▼▼▼
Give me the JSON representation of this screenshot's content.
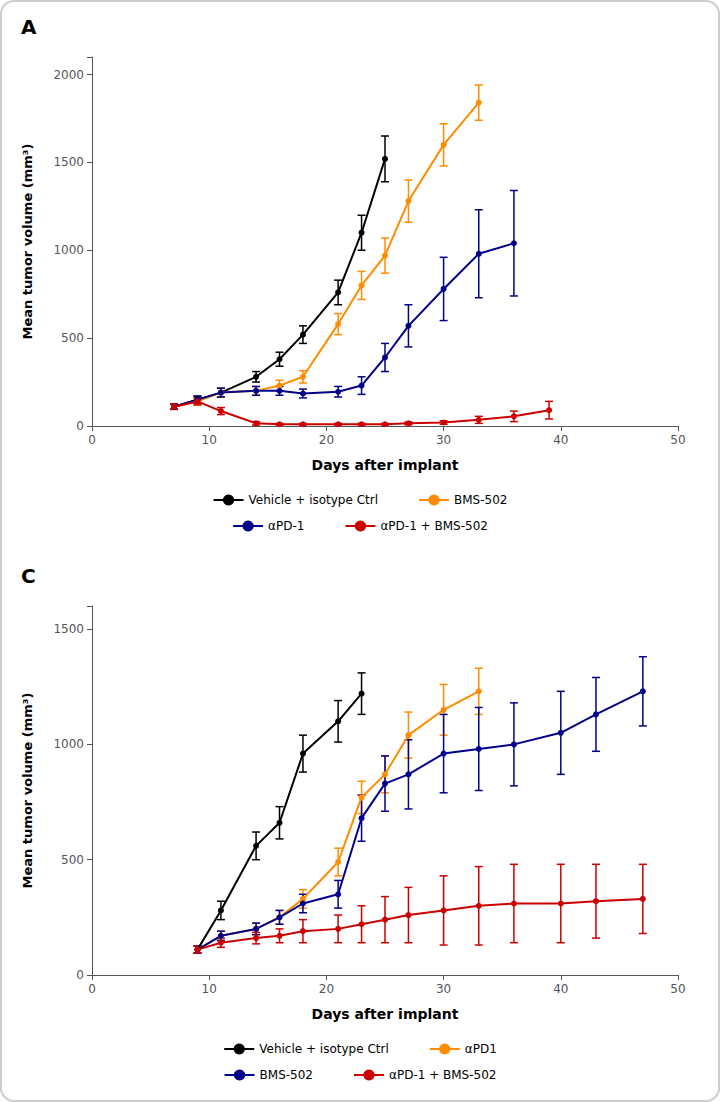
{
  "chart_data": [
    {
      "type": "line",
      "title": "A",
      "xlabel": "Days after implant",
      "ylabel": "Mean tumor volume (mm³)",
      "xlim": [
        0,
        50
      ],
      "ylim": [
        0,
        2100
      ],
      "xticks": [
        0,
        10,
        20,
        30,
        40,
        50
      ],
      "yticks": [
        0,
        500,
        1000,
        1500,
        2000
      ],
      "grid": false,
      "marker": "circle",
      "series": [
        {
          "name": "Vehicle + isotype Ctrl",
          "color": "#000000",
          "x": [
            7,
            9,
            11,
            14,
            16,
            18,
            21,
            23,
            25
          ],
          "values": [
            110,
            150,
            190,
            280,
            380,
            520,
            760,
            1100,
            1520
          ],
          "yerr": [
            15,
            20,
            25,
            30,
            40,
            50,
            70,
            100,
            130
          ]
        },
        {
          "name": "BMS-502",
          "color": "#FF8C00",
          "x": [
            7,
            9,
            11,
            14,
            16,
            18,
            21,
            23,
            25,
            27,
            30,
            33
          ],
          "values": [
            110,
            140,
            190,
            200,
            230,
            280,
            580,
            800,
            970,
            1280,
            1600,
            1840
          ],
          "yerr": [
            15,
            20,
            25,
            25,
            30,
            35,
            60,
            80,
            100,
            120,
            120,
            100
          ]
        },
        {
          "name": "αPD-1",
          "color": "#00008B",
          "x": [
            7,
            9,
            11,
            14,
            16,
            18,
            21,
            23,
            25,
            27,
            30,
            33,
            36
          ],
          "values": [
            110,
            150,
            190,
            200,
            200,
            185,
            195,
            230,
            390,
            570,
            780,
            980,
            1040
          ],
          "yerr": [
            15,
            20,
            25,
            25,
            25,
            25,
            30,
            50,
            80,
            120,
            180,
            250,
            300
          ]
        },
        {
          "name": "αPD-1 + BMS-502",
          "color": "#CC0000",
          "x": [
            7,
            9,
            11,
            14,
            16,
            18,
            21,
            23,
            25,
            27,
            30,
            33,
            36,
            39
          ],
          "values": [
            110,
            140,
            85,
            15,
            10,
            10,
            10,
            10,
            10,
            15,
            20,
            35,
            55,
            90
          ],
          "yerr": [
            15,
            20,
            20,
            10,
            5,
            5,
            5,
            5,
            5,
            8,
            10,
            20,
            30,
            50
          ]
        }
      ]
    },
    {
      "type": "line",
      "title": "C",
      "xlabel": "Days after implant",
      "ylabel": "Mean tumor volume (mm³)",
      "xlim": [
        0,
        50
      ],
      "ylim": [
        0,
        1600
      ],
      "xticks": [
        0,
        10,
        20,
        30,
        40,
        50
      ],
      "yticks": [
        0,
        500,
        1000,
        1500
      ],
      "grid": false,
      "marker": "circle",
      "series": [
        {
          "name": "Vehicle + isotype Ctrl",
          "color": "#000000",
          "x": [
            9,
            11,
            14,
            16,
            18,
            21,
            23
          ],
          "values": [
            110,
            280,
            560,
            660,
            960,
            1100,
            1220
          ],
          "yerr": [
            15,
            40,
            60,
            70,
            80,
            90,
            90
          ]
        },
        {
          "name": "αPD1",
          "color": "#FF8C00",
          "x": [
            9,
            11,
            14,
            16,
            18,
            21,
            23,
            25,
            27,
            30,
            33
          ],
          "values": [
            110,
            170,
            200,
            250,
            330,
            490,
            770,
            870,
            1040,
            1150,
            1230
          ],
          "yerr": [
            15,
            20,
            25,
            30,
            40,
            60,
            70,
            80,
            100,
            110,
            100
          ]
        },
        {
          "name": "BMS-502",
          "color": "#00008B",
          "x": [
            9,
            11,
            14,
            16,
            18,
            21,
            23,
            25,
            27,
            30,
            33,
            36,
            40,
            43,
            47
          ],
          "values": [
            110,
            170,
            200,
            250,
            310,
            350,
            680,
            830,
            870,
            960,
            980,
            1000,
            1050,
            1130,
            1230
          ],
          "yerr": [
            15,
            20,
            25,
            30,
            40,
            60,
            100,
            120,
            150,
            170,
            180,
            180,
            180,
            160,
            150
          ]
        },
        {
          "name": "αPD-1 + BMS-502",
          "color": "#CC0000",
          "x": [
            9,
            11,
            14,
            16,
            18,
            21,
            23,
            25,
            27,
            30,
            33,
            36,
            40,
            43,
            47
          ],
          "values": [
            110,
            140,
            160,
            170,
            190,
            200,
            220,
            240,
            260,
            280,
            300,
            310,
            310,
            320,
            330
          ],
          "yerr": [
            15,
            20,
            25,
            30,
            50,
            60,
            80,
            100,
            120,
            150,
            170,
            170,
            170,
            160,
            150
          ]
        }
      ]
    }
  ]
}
▲▲▲
§ Your objective
Every line above should be transcribed word for word; leave the pictures out.

§ Output for this task
Give me the JSON representation of this screenshot's content.
{
  "chart_data": [
    {
      "type": "line",
      "title": "A",
      "xlabel": "Days after implant",
      "ylabel": "Mean tumor volume (mm³)",
      "xlim": [
        0,
        50
      ],
      "ylim": [
        0,
        2100
      ],
      "xticks": [
        0,
        10,
        20,
        30,
        40,
        50
      ],
      "yticks": [
        0,
        500,
        1000,
        1500,
        2000
      ],
      "grid": false,
      "marker": "circle",
      "series": [
        {
          "name": "Vehicle + isotype Ctrl",
          "color": "#000000",
          "x": [
            7,
            9,
            11,
            14,
            16,
            18,
            21,
            23,
            25
          ],
          "values": [
            110,
            150,
            190,
            280,
            380,
            520,
            760,
            1100,
            1520
          ],
          "yerr": [
            15,
            20,
            25,
            30,
            40,
            50,
            70,
            100,
            130
          ]
        },
        {
          "name": "BMS-502",
          "color": "#FF8C00",
          "x": [
            7,
            9,
            11,
            14,
            16,
            18,
            21,
            23,
            25,
            27,
            30,
            33
          ],
          "values": [
            110,
            140,
            190,
            200,
            230,
            280,
            580,
            800,
            970,
            1280,
            1600,
            1840
          ],
          "yerr": [
            15,
            20,
            25,
            25,
            30,
            35,
            60,
            80,
            100,
            120,
            120,
            100
          ]
        },
        {
          "name": "αPD-1",
          "color": "#00008B",
          "x": [
            7,
            9,
            11,
            14,
            16,
            18,
            21,
            23,
            25,
            27,
            30,
            33,
            36
          ],
          "values": [
            110,
            150,
            190,
            200,
            200,
            185,
            195,
            230,
            390,
            570,
            780,
            980,
            1040
          ],
          "yerr": [
            15,
            20,
            25,
            25,
            25,
            25,
            30,
            50,
            80,
            120,
            180,
            250,
            300
          ]
        },
        {
          "name": "αPD-1 + BMS-502",
          "color": "#CC0000",
          "x": [
            7,
            9,
            11,
            14,
            16,
            18,
            21,
            23,
            25,
            27,
            30,
            33,
            36,
            39
          ],
          "values": [
            110,
            140,
            85,
            15,
            10,
            10,
            10,
            10,
            10,
            15,
            20,
            35,
            55,
            90
          ],
          "yerr": [
            15,
            20,
            20,
            10,
            5,
            5,
            5,
            5,
            5,
            8,
            10,
            20,
            30,
            50
          ]
        }
      ]
    },
    {
      "type": "line",
      "title": "C",
      "xlabel": "Days after implant",
      "ylabel": "Mean tumor volume (mm³)",
      "xlim": [
        0,
        50
      ],
      "ylim": [
        0,
        1600
      ],
      "xticks": [
        0,
        10,
        20,
        30,
        40,
        50
      ],
      "yticks": [
        0,
        500,
        1000,
        1500
      ],
      "grid": false,
      "marker": "circle",
      "series": [
        {
          "name": "Vehicle + isotype Ctrl",
          "color": "#000000",
          "x": [
            9,
            11,
            14,
            16,
            18,
            21,
            23
          ],
          "values": [
            110,
            280,
            560,
            660,
            960,
            1100,
            1220
          ],
          "yerr": [
            15,
            40,
            60,
            70,
            80,
            90,
            90
          ]
        },
        {
          "name": "αPD1",
          "color": "#FF8C00",
          "x": [
            9,
            11,
            14,
            16,
            18,
            21,
            23,
            25,
            27,
            30,
            33
          ],
          "values": [
            110,
            170,
            200,
            250,
            330,
            490,
            770,
            870,
            1040,
            1150,
            1230
          ],
          "yerr": [
            15,
            20,
            25,
            30,
            40,
            60,
            70,
            80,
            100,
            110,
            100
          ]
        },
        {
          "name": "BMS-502",
          "color": "#00008B",
          "x": [
            9,
            11,
            14,
            16,
            18,
            21,
            23,
            25,
            27,
            30,
            33,
            36,
            40,
            43,
            47
          ],
          "values": [
            110,
            170,
            200,
            250,
            310,
            350,
            680,
            830,
            870,
            960,
            980,
            1000,
            1050,
            1130,
            1230
          ],
          "yerr": [
            15,
            20,
            25,
            30,
            40,
            60,
            100,
            120,
            150,
            170,
            180,
            180,
            180,
            160,
            150
          ]
        },
        {
          "name": "αPD-1 + BMS-502",
          "color": "#CC0000",
          "x": [
            9,
            11,
            14,
            16,
            18,
            21,
            23,
            25,
            27,
            30,
            33,
            36,
            40,
            43,
            47
          ],
          "values": [
            110,
            140,
            160,
            170,
            190,
            200,
            220,
            240,
            260,
            280,
            300,
            310,
            310,
            320,
            330
          ],
          "yerr": [
            15,
            20,
            25,
            30,
            50,
            60,
            80,
            100,
            120,
            150,
            170,
            170,
            170,
            160,
            150
          ]
        }
      ]
    }
  ]
}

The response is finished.